Write out the material exactly, with the pictures left out.

--- start Listing ---

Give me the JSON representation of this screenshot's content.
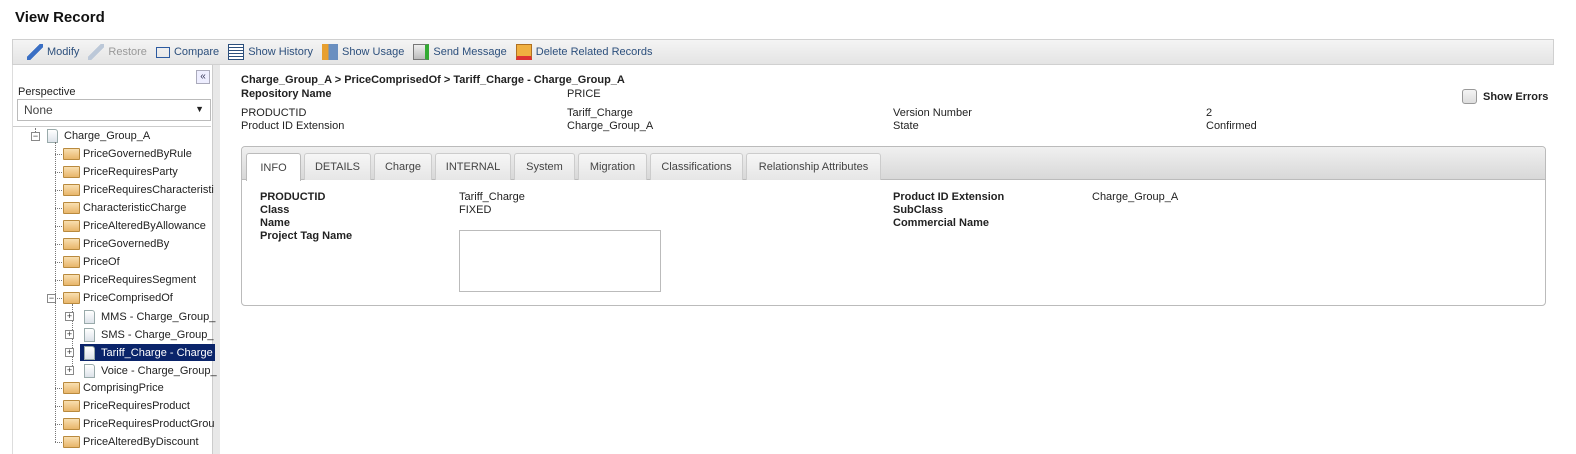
{
  "title": "View Record",
  "toolbar": [
    {
      "label": "Modify",
      "icon": "pencil-icon",
      "enabled": true
    },
    {
      "label": "Restore",
      "icon": "pencil-disabled-icon",
      "enabled": false
    },
    {
      "label": "Compare",
      "icon": "compare-icon",
      "enabled": true
    },
    {
      "label": "Show History",
      "icon": "history-icon",
      "enabled": true
    },
    {
      "label": "Show Usage",
      "icon": "usage-icon",
      "enabled": true
    },
    {
      "label": "Send Message",
      "icon": "send-message-icon",
      "enabled": true
    },
    {
      "label": "Delete Related Records",
      "icon": "delete-records-icon",
      "enabled": true
    }
  ],
  "sidebar": {
    "collapse": "«",
    "perspective_label": "Perspective",
    "perspective_value": "None",
    "tree": {
      "root": "Charge_Group_A",
      "children": [
        "PriceGovernedByRule",
        "PriceRequiresParty",
        "PriceRequiresCharacteristi",
        "CharacteristicCharge",
        "PriceAlteredByAllowance",
        "PriceGovernedBy",
        "PriceOf",
        "PriceRequiresSegment",
        "PriceComprisedOf",
        "ComprisingPrice",
        "PriceRequiresProduct",
        "PriceRequiresProductGrou",
        "PriceAlteredByDiscount"
      ],
      "comprised": [
        "MMS - Charge_Group_",
        "SMS - Charge_Group_",
        "Tariff_Charge - Charge",
        "Voice - Charge_Group_"
      ],
      "selected": "Tariff_Charge - Charge"
    }
  },
  "header": {
    "breadcrumb": "Charge_Group_A > PriceComprisedOf > Tariff_Charge - Charge_Group_A",
    "repo_label": "Repository Name",
    "repo_value": "PRICE",
    "pid_label": "PRODUCTID",
    "pid_value": "Tariff_Charge",
    "pidext_label": "Product ID Extension",
    "pidext_value": "Charge_Group_A",
    "version_label": "Version Number",
    "version_value": "2",
    "state_label": "State",
    "state_value": "Confirmed",
    "show_errors": "Show Errors"
  },
  "tabs": [
    "INFO",
    "DETAILS",
    "Charge",
    "INTERNAL",
    "System",
    "Migration",
    "Classifications",
    "Relationship Attributes"
  ],
  "info": {
    "pid_label": "PRODUCTID",
    "pid_value": "Tariff_Charge",
    "class_label": "Class",
    "class_value": "FIXED",
    "name_label": "Name",
    "tag_label": "Project Tag Name",
    "pidext_label": "Product ID Extension",
    "pidext_value": "Charge_Group_A",
    "subclass_label": "SubClass",
    "commercial_label": "Commercial Name"
  }
}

--- end Listing ---

## Answer to the problem
Give me the JSON representation of this screenshot's content.
{
  "title": "View Record",
  "toolbar": [
    {
      "label": "Modify",
      "icon": "pencil-icon",
      "enabled": true
    },
    {
      "label": "Restore",
      "icon": "pencil-disabled-icon",
      "enabled": false
    },
    {
      "label": "Compare",
      "icon": "compare-icon",
      "enabled": true
    },
    {
      "label": "Show History",
      "icon": "history-icon",
      "enabled": true
    },
    {
      "label": "Show Usage",
      "icon": "usage-icon",
      "enabled": true
    },
    {
      "label": "Send Message",
      "icon": "send-message-icon",
      "enabled": true
    },
    {
      "label": "Delete Related Records",
      "icon": "delete-records-icon",
      "enabled": true
    }
  ],
  "sidebar": {
    "collapse": "«",
    "perspective_label": "Perspective",
    "perspective_value": "None",
    "tree": {
      "root": "Charge_Group_A",
      "children": [
        "PriceGovernedByRule",
        "PriceRequiresParty",
        "PriceRequiresCharacteristi",
        "CharacteristicCharge",
        "PriceAlteredByAllowance",
        "PriceGovernedBy",
        "PriceOf",
        "PriceRequiresSegment",
        "PriceComprisedOf",
        "ComprisingPrice",
        "PriceRequiresProduct",
        "PriceRequiresProductGrou",
        "PriceAlteredByDiscount"
      ],
      "comprised": [
        "MMS - Charge_Group_",
        "SMS - Charge_Group_",
        "Tariff_Charge - Charge",
        "Voice - Charge_Group_"
      ],
      "selected": "Tariff_Charge - Charge"
    }
  },
  "header": {
    "breadcrumb": "Charge_Group_A > PriceComprisedOf > Tariff_Charge - Charge_Group_A",
    "repo_label": "Repository Name",
    "repo_value": "PRICE",
    "pid_label": "PRODUCTID",
    "pid_value": "Tariff_Charge",
    "pidext_label": "Product ID Extension",
    "pidext_value": "Charge_Group_A",
    "version_label": "Version Number",
    "version_value": "2",
    "state_label": "State",
    "state_value": "Confirmed",
    "show_errors": "Show Errors"
  },
  "tabs": [
    "INFO",
    "DETAILS",
    "Charge",
    "INTERNAL",
    "System",
    "Migration",
    "Classifications",
    "Relationship Attributes"
  ],
  "info": {
    "pid_label": "PRODUCTID",
    "pid_value": "Tariff_Charge",
    "class_label": "Class",
    "class_value": "FIXED",
    "name_label": "Name",
    "tag_label": "Project Tag Name",
    "pidext_label": "Product ID Extension",
    "pidext_value": "Charge_Group_A",
    "subclass_label": "SubClass",
    "commercial_label": "Commercial Name"
  }
}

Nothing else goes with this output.